> _Goal_
Please repeat all of the listing exactly.

☆ ☆ ☆ ☆ ☆ ☆ ☆

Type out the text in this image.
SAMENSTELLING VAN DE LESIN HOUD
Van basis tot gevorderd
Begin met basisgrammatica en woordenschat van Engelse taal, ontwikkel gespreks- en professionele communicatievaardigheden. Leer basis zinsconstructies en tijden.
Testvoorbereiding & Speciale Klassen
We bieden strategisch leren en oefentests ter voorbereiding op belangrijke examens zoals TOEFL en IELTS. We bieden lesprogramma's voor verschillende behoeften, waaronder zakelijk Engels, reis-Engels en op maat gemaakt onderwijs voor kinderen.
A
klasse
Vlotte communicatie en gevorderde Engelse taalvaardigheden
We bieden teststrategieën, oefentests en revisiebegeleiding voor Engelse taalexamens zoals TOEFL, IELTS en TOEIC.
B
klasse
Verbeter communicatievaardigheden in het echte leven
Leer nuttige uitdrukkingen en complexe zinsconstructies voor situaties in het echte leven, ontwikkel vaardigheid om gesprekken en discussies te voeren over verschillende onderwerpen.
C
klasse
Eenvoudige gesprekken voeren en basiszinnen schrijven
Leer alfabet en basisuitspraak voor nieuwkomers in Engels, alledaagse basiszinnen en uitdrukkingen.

☆ ☆ ☆ ☆ ☆ ☆ ☆

> _Result of this task_
Type out the text in this image.
SAMENSTELLING VAN DE LESIN HOUD
Van basis tot gevorderd
Begin met basisgrammatica en woordenschat van Engelse taal, ontwikkel gespreks- en professionele communicatievaardigheden. Leer basis zinsconstructies en tijden.
Testvoorbereiding & Speciale Klassen
We bieden strategisch leren en oefentests ter voorbereiding op belangrijke examens zoals TOEFL en IELTS. We bieden lesprogramma's voor verschillende behoeften, waaronder zakelijk Engels, reis-Engels en op maat gemaakt onderwijs voor kinderen.
A
klasse
Vlotte communicatie en gevorderde Engelse taalvaardigheden
We bieden teststrategieën, oefentests en revisiebegeleiding voor Engelse taalexamens zoals TOEFL, IELTS en TOEIC.
B
klasse
Verbeter communicatievaardigheden in het echte leven
Leer nuttige uitdrukkingen en complexe zinsconstructies voor situaties in het echte leven, ontwikkel vaardigheid om gesprekken en discussies te voeren over verschillende onderwerpen.
C
klasse
Eenvoudige gesprekken voeren en basiszinnen schrijven
Leer alfabet en basisuitspraak voor nieuwkomers in Engels, alledaagse basiszinnen en uitdrukkingen.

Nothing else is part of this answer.